> YOUR OBJECTIVE
Below is a block of records. Copy every line in it that contains the word "Japanese".

%%

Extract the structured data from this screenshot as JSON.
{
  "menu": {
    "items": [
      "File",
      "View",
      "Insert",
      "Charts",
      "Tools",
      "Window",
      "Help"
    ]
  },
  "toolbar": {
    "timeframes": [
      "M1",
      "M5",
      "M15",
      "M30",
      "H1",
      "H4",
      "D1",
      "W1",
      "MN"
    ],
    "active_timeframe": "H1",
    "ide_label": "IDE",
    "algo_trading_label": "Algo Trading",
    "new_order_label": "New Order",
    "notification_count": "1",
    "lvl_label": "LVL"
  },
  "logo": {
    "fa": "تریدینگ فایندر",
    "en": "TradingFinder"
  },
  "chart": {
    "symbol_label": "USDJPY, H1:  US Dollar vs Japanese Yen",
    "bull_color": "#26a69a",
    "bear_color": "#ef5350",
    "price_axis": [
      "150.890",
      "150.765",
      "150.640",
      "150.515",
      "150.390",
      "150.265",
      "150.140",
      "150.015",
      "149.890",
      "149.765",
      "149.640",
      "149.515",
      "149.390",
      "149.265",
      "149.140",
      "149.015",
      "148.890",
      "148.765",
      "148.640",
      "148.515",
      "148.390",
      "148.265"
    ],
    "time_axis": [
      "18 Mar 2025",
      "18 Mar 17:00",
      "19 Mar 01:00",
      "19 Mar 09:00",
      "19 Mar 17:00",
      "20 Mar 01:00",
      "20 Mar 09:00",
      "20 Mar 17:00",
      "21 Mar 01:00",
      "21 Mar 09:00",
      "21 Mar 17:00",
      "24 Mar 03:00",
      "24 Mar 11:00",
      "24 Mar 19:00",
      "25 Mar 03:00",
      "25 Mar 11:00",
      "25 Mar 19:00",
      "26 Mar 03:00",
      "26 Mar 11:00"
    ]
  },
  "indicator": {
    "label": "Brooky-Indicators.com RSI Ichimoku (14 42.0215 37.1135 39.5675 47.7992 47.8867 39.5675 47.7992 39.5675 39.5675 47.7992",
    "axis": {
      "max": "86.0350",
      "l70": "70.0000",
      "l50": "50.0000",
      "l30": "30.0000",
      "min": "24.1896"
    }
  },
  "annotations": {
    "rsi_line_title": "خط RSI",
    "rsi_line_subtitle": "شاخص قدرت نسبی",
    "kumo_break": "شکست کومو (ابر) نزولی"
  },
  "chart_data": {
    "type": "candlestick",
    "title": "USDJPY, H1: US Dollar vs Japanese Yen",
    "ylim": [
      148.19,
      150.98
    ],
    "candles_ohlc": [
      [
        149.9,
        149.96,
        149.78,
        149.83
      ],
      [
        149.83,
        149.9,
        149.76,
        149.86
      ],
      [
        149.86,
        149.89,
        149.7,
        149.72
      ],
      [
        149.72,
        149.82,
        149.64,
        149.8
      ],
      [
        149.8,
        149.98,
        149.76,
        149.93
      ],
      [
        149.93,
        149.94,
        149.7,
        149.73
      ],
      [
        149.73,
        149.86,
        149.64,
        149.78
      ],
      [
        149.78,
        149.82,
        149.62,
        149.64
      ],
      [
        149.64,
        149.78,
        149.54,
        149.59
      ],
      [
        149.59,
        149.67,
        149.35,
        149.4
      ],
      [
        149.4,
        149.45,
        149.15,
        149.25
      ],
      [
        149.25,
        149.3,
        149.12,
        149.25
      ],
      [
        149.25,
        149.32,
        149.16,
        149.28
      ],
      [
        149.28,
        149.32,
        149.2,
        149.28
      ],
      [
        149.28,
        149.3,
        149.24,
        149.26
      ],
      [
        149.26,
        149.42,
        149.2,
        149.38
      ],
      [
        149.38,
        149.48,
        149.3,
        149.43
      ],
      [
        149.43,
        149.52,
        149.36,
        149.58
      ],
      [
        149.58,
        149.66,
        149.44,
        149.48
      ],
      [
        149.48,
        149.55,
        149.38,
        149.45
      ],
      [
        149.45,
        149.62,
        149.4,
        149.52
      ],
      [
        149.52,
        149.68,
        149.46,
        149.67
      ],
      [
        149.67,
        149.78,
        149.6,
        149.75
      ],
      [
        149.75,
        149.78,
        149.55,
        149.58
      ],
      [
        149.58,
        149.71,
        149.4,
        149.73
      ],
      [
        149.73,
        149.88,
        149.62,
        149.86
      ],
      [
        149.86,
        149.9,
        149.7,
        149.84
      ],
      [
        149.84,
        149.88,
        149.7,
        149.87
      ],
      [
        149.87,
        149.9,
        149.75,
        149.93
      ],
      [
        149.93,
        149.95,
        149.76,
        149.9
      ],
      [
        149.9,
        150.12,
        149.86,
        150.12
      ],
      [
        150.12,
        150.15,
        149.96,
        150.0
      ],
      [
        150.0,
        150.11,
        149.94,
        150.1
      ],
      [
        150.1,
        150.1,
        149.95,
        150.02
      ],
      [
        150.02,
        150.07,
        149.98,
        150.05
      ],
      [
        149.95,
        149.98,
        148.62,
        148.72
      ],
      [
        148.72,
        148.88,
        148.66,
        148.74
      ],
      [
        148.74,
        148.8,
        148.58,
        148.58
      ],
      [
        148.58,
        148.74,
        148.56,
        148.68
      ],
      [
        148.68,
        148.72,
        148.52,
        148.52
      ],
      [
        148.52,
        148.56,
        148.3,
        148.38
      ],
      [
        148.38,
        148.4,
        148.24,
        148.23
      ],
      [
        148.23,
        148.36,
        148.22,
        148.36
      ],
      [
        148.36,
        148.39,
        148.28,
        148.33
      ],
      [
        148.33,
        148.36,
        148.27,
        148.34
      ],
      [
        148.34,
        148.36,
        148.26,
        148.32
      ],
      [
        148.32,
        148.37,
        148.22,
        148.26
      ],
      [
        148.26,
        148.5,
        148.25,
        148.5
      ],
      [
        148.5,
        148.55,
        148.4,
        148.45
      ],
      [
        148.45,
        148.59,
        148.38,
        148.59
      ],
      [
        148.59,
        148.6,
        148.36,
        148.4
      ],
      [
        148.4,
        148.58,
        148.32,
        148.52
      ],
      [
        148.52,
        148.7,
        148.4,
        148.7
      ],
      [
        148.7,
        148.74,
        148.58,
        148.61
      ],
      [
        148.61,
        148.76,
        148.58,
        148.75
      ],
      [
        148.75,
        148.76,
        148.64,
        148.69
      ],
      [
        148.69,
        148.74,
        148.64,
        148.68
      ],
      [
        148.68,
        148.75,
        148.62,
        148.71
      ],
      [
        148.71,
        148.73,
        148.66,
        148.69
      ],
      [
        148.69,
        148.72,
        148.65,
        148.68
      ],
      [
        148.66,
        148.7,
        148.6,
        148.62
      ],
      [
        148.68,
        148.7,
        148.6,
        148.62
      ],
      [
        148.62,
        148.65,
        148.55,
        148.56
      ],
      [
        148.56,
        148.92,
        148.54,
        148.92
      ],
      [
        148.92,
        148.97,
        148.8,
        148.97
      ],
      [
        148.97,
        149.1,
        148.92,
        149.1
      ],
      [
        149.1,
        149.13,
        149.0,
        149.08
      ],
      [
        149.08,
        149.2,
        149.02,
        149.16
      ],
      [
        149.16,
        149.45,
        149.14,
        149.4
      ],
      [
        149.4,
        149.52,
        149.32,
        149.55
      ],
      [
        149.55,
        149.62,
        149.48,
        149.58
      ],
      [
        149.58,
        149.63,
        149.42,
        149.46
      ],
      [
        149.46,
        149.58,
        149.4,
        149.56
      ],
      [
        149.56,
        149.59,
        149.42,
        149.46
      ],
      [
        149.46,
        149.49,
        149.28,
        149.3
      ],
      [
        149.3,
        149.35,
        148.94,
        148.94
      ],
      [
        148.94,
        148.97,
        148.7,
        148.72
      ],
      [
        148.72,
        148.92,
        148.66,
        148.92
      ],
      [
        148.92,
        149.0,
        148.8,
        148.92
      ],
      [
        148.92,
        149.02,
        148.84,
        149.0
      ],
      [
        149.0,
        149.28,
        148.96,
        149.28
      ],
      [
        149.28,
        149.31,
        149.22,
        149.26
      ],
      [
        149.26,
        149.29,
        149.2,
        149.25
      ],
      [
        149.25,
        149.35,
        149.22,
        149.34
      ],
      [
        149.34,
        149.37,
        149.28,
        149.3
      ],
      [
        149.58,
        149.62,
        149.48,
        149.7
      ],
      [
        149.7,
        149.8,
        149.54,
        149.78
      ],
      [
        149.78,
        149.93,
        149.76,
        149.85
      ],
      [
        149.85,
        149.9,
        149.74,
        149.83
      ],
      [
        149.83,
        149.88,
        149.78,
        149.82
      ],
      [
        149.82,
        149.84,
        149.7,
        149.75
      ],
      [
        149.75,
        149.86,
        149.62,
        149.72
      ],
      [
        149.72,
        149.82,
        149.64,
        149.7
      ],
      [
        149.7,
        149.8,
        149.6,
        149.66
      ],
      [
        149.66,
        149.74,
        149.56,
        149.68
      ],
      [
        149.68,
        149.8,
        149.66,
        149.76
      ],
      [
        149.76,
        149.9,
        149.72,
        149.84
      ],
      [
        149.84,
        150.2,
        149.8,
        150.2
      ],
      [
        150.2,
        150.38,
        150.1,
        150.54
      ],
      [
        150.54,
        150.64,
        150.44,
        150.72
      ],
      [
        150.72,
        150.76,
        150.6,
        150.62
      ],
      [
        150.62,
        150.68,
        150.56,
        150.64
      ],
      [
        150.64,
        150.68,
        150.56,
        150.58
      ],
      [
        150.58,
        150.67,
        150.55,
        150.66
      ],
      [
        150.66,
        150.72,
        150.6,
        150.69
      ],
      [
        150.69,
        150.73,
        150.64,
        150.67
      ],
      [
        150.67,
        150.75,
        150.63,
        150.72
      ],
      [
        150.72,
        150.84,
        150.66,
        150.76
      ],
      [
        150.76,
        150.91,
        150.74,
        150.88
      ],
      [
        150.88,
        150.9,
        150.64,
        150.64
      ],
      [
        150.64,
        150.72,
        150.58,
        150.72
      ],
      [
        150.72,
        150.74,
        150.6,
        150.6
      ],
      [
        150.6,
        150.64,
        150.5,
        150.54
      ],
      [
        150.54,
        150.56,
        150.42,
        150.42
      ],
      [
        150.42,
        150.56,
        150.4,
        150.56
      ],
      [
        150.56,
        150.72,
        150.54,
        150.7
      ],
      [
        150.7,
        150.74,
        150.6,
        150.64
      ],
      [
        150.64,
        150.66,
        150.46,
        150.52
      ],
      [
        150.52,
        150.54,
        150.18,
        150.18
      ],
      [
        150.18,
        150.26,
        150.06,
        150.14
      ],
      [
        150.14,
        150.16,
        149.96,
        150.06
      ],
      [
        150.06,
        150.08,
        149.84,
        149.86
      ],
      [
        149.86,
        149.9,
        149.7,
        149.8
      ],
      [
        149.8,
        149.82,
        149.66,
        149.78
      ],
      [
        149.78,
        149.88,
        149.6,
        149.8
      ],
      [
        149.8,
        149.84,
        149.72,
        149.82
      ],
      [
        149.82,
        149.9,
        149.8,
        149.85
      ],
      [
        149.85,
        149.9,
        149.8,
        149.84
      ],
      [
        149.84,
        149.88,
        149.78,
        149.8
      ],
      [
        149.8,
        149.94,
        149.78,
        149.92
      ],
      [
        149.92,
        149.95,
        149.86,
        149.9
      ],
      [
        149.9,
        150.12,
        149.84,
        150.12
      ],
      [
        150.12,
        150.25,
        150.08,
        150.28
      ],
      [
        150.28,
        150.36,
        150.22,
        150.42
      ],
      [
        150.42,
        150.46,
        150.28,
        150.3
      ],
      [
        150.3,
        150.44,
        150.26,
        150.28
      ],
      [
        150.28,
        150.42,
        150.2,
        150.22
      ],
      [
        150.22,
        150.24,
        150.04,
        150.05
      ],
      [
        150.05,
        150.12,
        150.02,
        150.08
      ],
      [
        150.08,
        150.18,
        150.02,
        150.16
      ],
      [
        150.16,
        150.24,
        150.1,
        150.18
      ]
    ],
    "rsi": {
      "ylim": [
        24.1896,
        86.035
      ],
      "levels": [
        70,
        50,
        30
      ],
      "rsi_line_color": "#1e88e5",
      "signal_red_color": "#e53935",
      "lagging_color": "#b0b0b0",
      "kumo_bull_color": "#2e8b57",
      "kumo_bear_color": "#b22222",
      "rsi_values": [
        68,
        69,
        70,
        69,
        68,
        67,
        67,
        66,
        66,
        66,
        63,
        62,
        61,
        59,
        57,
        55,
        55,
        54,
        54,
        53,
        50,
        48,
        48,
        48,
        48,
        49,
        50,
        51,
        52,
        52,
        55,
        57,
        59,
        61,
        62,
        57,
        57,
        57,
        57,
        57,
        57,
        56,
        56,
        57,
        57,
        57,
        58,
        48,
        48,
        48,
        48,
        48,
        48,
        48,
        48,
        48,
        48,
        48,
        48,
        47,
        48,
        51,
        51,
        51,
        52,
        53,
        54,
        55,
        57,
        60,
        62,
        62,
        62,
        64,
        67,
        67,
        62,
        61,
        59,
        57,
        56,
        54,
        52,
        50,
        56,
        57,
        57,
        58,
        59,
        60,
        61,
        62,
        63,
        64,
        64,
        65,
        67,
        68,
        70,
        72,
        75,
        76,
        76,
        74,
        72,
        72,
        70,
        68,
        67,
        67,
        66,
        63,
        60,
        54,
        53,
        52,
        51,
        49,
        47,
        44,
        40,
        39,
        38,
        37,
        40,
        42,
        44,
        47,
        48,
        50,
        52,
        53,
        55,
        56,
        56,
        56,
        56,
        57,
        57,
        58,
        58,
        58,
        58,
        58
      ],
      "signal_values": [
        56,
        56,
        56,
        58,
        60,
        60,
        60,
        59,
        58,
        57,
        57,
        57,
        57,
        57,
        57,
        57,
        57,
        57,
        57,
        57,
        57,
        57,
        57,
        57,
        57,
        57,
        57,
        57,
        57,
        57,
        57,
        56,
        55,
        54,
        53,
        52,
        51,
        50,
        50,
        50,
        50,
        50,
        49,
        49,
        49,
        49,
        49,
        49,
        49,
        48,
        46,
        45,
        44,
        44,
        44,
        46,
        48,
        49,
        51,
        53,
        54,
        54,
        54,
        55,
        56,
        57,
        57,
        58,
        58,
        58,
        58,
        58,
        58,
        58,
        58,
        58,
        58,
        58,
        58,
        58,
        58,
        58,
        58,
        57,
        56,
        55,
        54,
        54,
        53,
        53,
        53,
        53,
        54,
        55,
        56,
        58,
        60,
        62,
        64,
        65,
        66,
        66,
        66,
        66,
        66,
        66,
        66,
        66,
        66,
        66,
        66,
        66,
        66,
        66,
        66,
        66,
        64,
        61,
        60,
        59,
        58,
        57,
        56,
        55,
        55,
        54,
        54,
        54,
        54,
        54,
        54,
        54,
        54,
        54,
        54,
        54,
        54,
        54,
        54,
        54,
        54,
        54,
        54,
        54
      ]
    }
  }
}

%%

> TASK ANSWER
    "symbol_label": "USDJPY, H1:  US Dollar vs Japanese Yen",
    "title": "USDJPY, H1: US Dollar vs Japanese Yen",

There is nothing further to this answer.